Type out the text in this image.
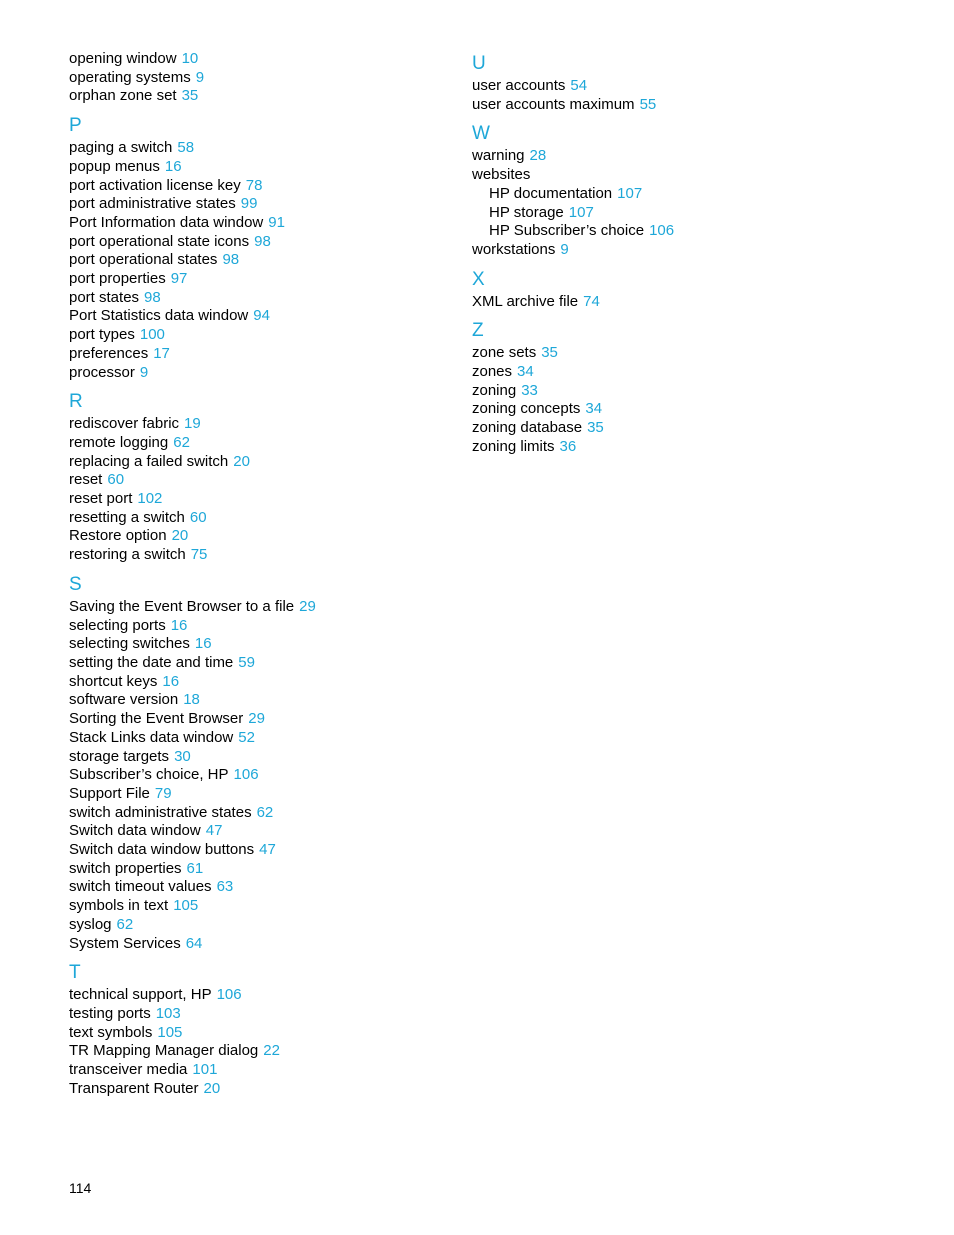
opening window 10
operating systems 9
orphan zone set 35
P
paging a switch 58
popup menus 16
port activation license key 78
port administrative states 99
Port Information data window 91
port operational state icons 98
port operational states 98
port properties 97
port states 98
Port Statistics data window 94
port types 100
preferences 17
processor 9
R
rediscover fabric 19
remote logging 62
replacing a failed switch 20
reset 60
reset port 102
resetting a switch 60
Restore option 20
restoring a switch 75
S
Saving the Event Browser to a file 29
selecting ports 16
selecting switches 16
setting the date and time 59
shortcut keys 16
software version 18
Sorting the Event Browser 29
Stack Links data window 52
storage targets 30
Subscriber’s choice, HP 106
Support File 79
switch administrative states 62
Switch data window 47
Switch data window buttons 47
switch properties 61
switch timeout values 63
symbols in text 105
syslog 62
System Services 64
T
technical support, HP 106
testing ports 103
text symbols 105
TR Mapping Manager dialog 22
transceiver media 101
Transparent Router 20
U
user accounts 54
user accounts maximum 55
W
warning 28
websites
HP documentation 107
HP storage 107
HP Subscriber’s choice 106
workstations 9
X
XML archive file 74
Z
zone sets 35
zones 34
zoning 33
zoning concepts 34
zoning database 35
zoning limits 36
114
^^^^
All the material shown above is to be copied exactly, with no pictures carried over.

Complete answer —
Type out the text in this image.
opening window 10
operating systems 9
orphan zone set 35
P
paging a switch 58
popup menus 16
port activation license key 78
port administrative states 99
Port Information data window 91
port operational state icons 98
port operational states 98
port properties 97
port states 98
Port Statistics data window 94
port types 100
preferences 17
processor 9
R
rediscover fabric 19
remote logging 62
replacing a failed switch 20
reset 60
reset port 102
resetting a switch 60
Restore option 20
restoring a switch 75
S
Saving the Event Browser to a file 29
selecting ports 16
selecting switches 16
setting the date and time 59
shortcut keys 16
software version 18
Sorting the Event Browser 29
Stack Links data window 52
storage targets 30
Subscriber’s choice, HP 106
Support File 79
switch administrative states 62
Switch data window 47
Switch data window buttons 47
switch properties 61
switch timeout values 63
symbols in text 105
syslog 62
System Services 64
T
technical support, HP 106
testing ports 103
text symbols 105
TR Mapping Manager dialog 22
transceiver media 101
Transparent Router 20
U
user accounts 54
user accounts maximum 55
W
warning 28
websites
HP documentation 107
HP storage 107
HP Subscriber’s choice 106
workstations 9
X
XML archive file 74
Z
zone sets 35
zones 34
zoning 33
zoning concepts 34
zoning database 35
zoning limits 36
114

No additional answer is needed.